# DATA
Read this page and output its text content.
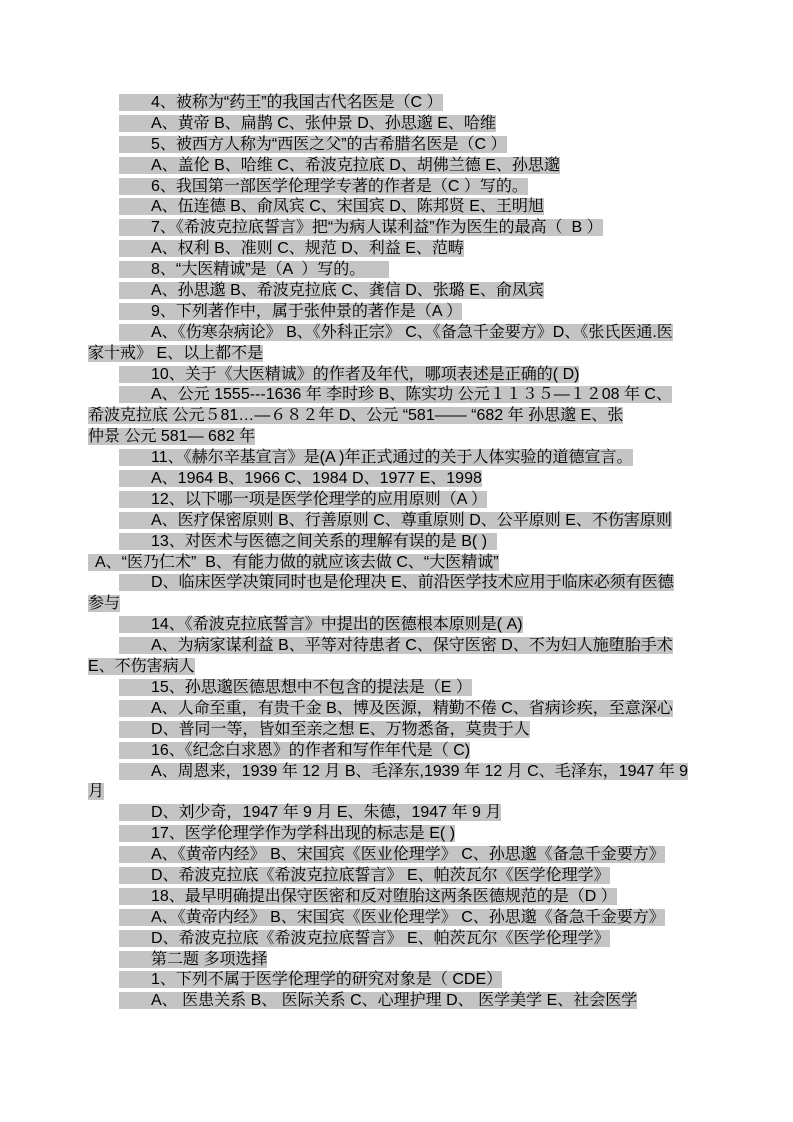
4、被称为“药王”的我国古代名医是（C ）
A、黄帝 B、扁鹊 C、张仲景 D、孙思邈 E、哈维
5、被西方人称为“西医之父”的古希腊名医是（C ）
A、盖伦 B、哈维 C、希波克拉底 D、胡佛兰德 E、孙思邈
6、我国第一部医学伦理学专著的作者是（C ）写的。
A、伍连德 B、俞凤宾 C、宋国宾 D、陈邦贤 E、王明旭
7、《希波克拉底誓言》把“为病人谋利益”作为医生的最高（  B ）
A、权利 B、准则 C、规范 D、利益 E、范畴
8、“大医精诚”是（A  ）写的。
A、孙思邈 B、希波克拉底 C、龚信 D、张璐 E、俞凤宾
9、下列著作中，属于张仲景的著作是（A ）
A、《伤寒杂病论》 B、《外科正宗》 C、《备急千金要方》D、《张氏医通.医
家十戒》 E、以上都不是
10、关于《大医精诚》的作者及年代，哪项表述是正确的( D)
A、公元 1555---1636 年 李时珍 B、陈实功 公元１１３５—１２08 年 C、
希波克拉底 公元５81…—６８２年 D、公元 “581—— “682 年 孙思邈 E、张
仲景 公元 581— 682 年
11、《赫尔辛基宣言》是(A )年正式通过的关于人体实验的道德宣言。
A、1964 B、1966 C、1984 D、1977 E、1998
12、以下哪一项是医学伦理学的应用原则（A ）
A、医疗保密原则 B、行善原则 C、尊重原则 D、公平原则 E、不伤害原则
13、对医术与医德之间关系的理解有误的是 B( )
A、“医乃仁术”  B、有能力做的就应该去做 C、“大医精诚”
D、临床医学决策同时也是伦理决 E、前沿医学技术应用于临床必须有医德
参与
14、《希波克拉底誓言》中提出的医德根本原则是( A)
A、为病家谋利益 B、平等对待患者 C、保守医密 D、不为妇人施堕胎手术
E、不伤害病人
15、孙思邈医德思想中不包含的提法是（E ）
A、人命至重，有贵千金 B、博及医源，精勤不倦 C、省病诊疾，至意深心
D、普同一等，皆如至亲之想 E、万物悉备，莫贵于人
16、《纪念白求恩》的作者和写作年代是（ C)
A、周恩来，1939 年 12 月 B、毛泽东,1939 年 12 月 C、毛泽东，1947 年 9
月
D、刘少奇，1947 年 9 月 E、朱德，1947 年 9 月
17、医学伦理学作为学科出现的标志是 E( )
A、《黄帝内经》 B、宋国宾《医业伦理学》 C、孙思邈《备急千金要方》
D、希波克拉底《希波克拉底誓言》 E、帕茨瓦尔《医学伦理学》
18、最早明确提出保守医密和反对堕胎这两条医德规范的是（D ）
A、《黄帝内经》 B、宋国宾《医业伦理学》 C、孙思邈《备急千金要方》
D、希波克拉底《希波克拉底誓言》 E、帕茨瓦尔《医学伦理学》
第二题 多项选择
1、下列不属于医学伦理学的研究对象是（ CDE）
A、 医患关系 B、 医际关系 C、心理护理 D、 医学美学 E、社会医学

# PROMPT
Copy out the entries verbatim and leave the images out.

# FULL RESPONSE
Read this page and output its text content.
4、被称为“药王”的我国古代名医是（C ）
A、黄帝 B、扁鹊 C、张仲景 D、孙思邈 E、哈维
5、被西方人称为“西医之父”的古希腊名医是（C ）
A、盖伦 B、哈维 C、希波克拉底 D、胡佛兰德 E、孙思邈
6、我国第一部医学伦理学专著的作者是（C ）写的。
A、伍连德 B、俞凤宾 C、宋国宾 D、陈邦贤 E、王明旭
7、《希波克拉底誓言》把“为病人谋利益”作为医生的最高（  B ）
A、权利 B、准则 C、规范 D、利益 E、范畴
8、“大医精诚”是（A  ）写的。
A、孙思邈 B、希波克拉底 C、龚信 D、张璐 E、俞凤宾
9、下列著作中，属于张仲景的著作是（A ）
A、《伤寒杂病论》 B、《外科正宗》 C、《备急千金要方》D、《张氏医通.医
家十戒》 E、以上都不是
10、关于《大医精诚》的作者及年代，哪项表述是正确的( D)
A、公元 1555---1636 年 李时珍 B、陈实功 公元１１３５—１２08 年 C、
希波克拉底 公元５81…—６８２年 D、公元 “581—— “682 年 孙思邈 E、张
仲景 公元 581— 682 年
11、《赫尔辛基宣言》是(A )年正式通过的关于人体实验的道德宣言。
A、1964 B、1966 C、1984 D、1977 E、1998
12、以下哪一项是医学伦理学的应用原则（A ）
A、医疗保密原则 B、行善原则 C、尊重原则 D、公平原则 E、不伤害原则
13、对医术与医德之间关系的理解有误的是 B( )
A、“医乃仁术”  B、有能力做的就应该去做 C、“大医精诚”
D、临床医学决策同时也是伦理决 E、前沿医学技术应用于临床必须有医德
参与
14、《希波克拉底誓言》中提出的医德根本原则是( A)
A、为病家谋利益 B、平等对待患者 C、保守医密 D、不为妇人施堕胎手术
E、不伤害病人
15、孙思邈医德思想中不包含的提法是（E ）
A、人命至重，有贵千金 B、博及医源，精勤不倦 C、省病诊疾，至意深心
D、普同一等，皆如至亲之想 E、万物悉备，莫贵于人
16、《纪念白求恩》的作者和写作年代是（ C)
A、周恩来，1939 年 12 月 B、毛泽东,1939 年 12 月 C、毛泽东，1947 年 9
月
D、刘少奇，1947 年 9 月 E、朱德，1947 年 9 月
17、医学伦理学作为学科出现的标志是 E( )
A、《黄帝内经》 B、宋国宾《医业伦理学》 C、孙思邈《备急千金要方》
D、希波克拉底《希波克拉底誓言》 E、帕茨瓦尔《医学伦理学》
18、最早明确提出保守医密和反对堕胎这两条医德规范的是（D ）
A、《黄帝内经》 B、宋国宾《医业伦理学》 C、孙思邈《备急千金要方》
D、希波克拉底《希波克拉底誓言》 E、帕茨瓦尔《医学伦理学》
第二题 多项选择
1、下列不属于医学伦理学的研究对象是（ CDE）
A、 医患关系 B、 医际关系 C、心理护理 D、 医学美学 E、社会医学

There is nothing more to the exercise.